= Information provided =
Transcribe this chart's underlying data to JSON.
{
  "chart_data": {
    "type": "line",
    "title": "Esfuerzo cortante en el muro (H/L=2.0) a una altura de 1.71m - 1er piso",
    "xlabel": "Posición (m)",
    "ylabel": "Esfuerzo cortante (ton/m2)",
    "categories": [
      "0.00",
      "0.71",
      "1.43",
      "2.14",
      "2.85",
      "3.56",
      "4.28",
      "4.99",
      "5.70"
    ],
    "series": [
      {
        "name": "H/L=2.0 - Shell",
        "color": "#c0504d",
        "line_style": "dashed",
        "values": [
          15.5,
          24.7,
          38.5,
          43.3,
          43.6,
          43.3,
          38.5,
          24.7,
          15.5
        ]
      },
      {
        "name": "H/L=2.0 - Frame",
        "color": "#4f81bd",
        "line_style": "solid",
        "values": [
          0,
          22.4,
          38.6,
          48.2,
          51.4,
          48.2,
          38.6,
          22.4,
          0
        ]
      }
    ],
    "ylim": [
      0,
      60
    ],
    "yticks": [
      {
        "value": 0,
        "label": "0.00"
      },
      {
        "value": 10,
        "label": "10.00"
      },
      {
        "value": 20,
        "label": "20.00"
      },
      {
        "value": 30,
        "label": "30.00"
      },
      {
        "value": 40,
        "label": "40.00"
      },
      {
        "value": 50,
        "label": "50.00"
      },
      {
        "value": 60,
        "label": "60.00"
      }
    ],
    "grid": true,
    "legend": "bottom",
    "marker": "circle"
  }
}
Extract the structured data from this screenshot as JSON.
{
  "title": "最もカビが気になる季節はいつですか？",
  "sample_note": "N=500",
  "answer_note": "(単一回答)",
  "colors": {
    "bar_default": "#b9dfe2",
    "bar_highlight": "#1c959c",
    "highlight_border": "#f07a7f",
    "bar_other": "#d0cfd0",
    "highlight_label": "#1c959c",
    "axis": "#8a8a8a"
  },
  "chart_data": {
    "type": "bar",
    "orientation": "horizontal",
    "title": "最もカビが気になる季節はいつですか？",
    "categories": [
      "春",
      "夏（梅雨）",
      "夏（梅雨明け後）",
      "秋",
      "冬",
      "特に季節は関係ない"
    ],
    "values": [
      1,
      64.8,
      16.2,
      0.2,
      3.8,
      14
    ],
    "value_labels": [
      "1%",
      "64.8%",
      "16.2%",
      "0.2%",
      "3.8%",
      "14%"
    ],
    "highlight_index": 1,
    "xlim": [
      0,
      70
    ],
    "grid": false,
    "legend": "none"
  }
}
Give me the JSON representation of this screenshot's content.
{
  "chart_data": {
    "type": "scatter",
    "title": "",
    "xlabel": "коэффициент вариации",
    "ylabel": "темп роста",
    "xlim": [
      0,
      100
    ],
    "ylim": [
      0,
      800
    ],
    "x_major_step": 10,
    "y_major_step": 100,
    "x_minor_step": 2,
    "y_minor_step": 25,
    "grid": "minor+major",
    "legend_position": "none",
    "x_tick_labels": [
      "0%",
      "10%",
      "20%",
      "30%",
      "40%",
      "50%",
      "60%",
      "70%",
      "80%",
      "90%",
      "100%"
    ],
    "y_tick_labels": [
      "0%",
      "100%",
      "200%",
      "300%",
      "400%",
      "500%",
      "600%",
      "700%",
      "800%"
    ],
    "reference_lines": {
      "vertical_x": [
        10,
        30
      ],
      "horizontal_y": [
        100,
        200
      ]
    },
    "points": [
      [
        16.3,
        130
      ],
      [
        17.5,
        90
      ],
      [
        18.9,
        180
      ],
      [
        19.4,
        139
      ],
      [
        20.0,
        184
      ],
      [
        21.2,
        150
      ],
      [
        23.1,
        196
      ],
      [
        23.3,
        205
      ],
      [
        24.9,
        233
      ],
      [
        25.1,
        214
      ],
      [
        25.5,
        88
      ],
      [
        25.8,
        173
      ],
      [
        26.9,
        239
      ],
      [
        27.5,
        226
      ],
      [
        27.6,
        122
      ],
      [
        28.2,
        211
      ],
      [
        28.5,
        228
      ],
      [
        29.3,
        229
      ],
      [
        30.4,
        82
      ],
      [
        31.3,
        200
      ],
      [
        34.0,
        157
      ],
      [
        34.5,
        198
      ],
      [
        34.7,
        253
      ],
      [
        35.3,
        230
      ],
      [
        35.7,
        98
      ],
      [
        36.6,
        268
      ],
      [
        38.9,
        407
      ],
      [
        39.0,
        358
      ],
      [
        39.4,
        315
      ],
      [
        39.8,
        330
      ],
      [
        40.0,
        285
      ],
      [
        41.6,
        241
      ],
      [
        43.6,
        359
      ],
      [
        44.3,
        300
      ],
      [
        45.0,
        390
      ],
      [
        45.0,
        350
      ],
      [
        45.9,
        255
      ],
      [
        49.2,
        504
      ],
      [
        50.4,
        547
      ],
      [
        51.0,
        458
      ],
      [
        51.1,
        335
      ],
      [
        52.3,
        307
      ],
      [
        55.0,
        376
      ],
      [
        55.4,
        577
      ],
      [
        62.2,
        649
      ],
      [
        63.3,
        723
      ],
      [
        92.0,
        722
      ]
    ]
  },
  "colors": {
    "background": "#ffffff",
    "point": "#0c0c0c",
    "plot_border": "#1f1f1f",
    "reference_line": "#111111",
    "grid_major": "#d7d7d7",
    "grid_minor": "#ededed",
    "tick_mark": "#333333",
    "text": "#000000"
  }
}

= What is being asked =
The answer is a single number: how many lines include the word "screenshot"?

= Solution to the problem =
2